Extract the lines that carry the string "Length" from the listing.

## Data for the task
##############################

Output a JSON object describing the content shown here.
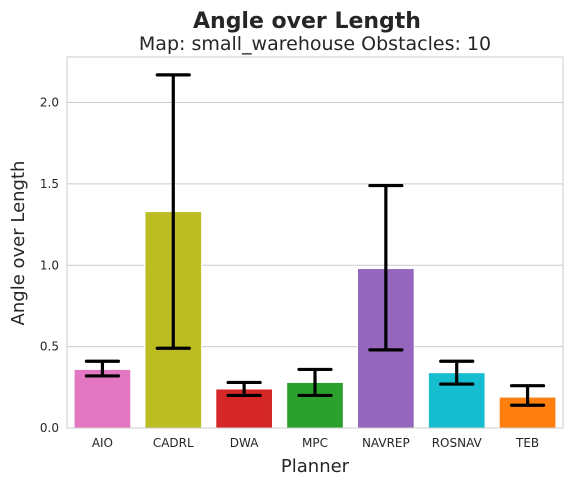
{
  "chart_data": {
    "type": "bar",
    "title": "Angle over Length",
    "subtitle": "Map: small_warehouse Obstacles: 10",
    "xlabel": "Planner",
    "ylabel": "Angle over Length",
    "ylim": [
      0,
      2.28
    ],
    "yticks": [
      "0.0",
      "0.5",
      "1.0",
      "1.5",
      "2.0"
    ],
    "ytick_values": [
      0,
      0.5,
      1.0,
      1.5,
      2.0
    ],
    "grid": true,
    "categories": [
      "AIO",
      "CADRL",
      "DWA",
      "MPC",
      "NAVREP",
      "ROSNAV",
      "TEB"
    ],
    "values": [
      0.36,
      1.33,
      0.24,
      0.28,
      0.98,
      0.34,
      0.19
    ],
    "error_low": [
      0.32,
      0.49,
      0.2,
      0.2,
      0.48,
      0.27,
      0.14
    ],
    "error_high": [
      0.41,
      2.17,
      0.28,
      0.36,
      1.49,
      0.41,
      0.26
    ],
    "colors": [
      "#e377c2",
      "#bcbd22",
      "#d62728",
      "#2ca02c",
      "#9467bd",
      "#17becf",
      "#ff7f0e"
    ],
    "error_bar_color": "#000000",
    "grid_color": "#cccccc",
    "spine_color": "#cccccc"
  }
}
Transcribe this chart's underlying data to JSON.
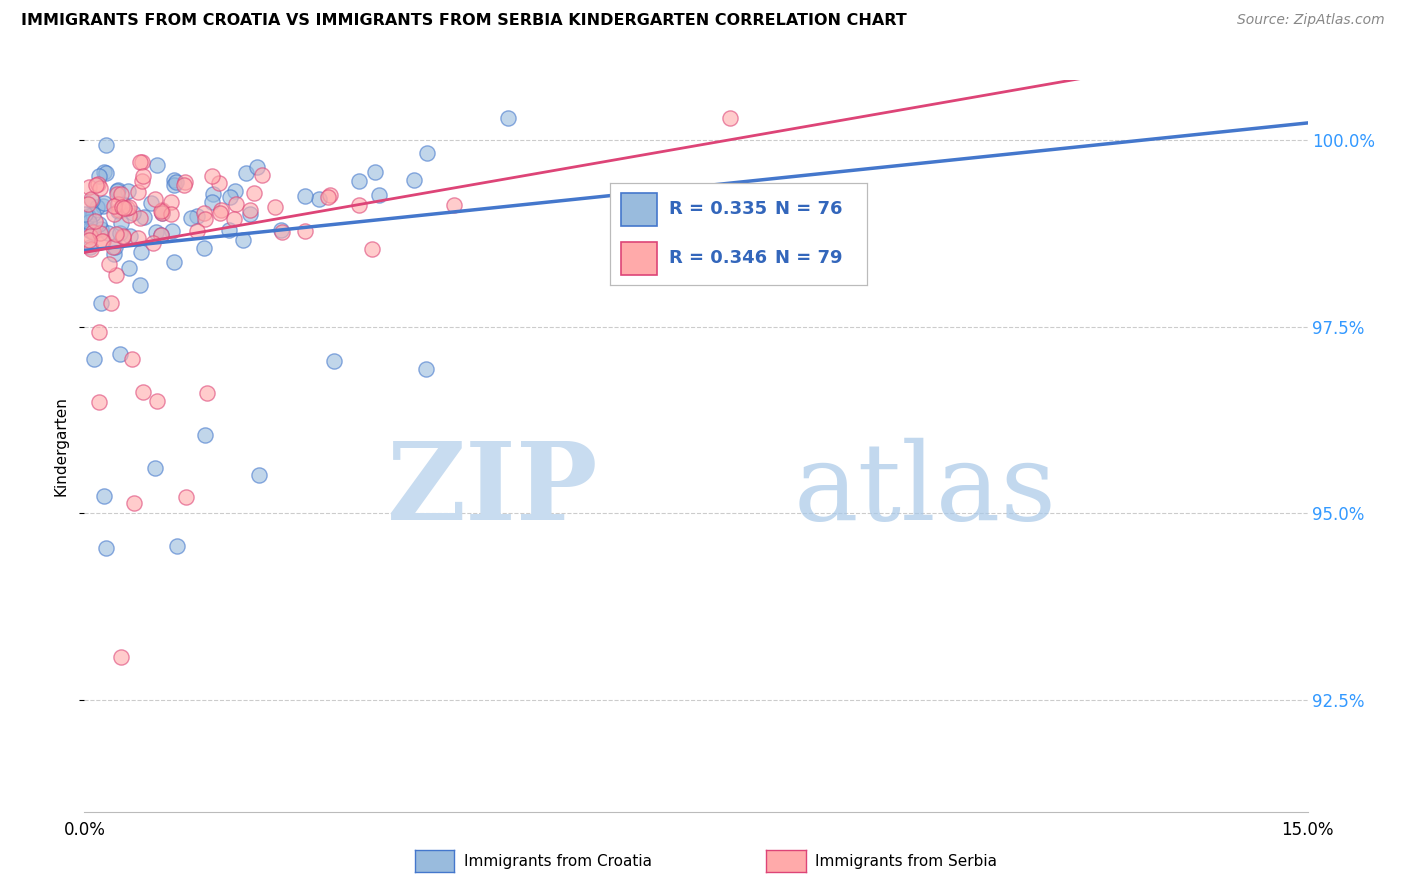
{
  "title": "IMMIGRANTS FROM CROATIA VS IMMIGRANTS FROM SERBIA KINDERGARTEN CORRELATION CHART",
  "source": "Source: ZipAtlas.com",
  "ylabel": "Kindergarten",
  "ytick_labels": [
    "100.0%",
    "97.5%",
    "95.0%",
    "92.5%"
  ],
  "ytick_values": [
    1.0,
    0.975,
    0.95,
    0.925
  ],
  "xlim": [
    0.0,
    0.15
  ],
  "ylim": [
    0.91,
    1.008
  ],
  "legend_R_croatia": "R = 0.335",
  "legend_N_croatia": "N = 76",
  "legend_R_serbia": "R = 0.346",
  "legend_N_serbia": "N = 79",
  "croatia_color": "#99BBDD",
  "serbia_color": "#FFAAAA",
  "line_croatia_color": "#4477CC",
  "line_serbia_color": "#DD4477",
  "watermark_zip": "ZIP",
  "watermark_atlas": "atlas"
}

##############################

## Answer in full
    "title": "Angle over Length",
    "ylabel": "Angle over Length",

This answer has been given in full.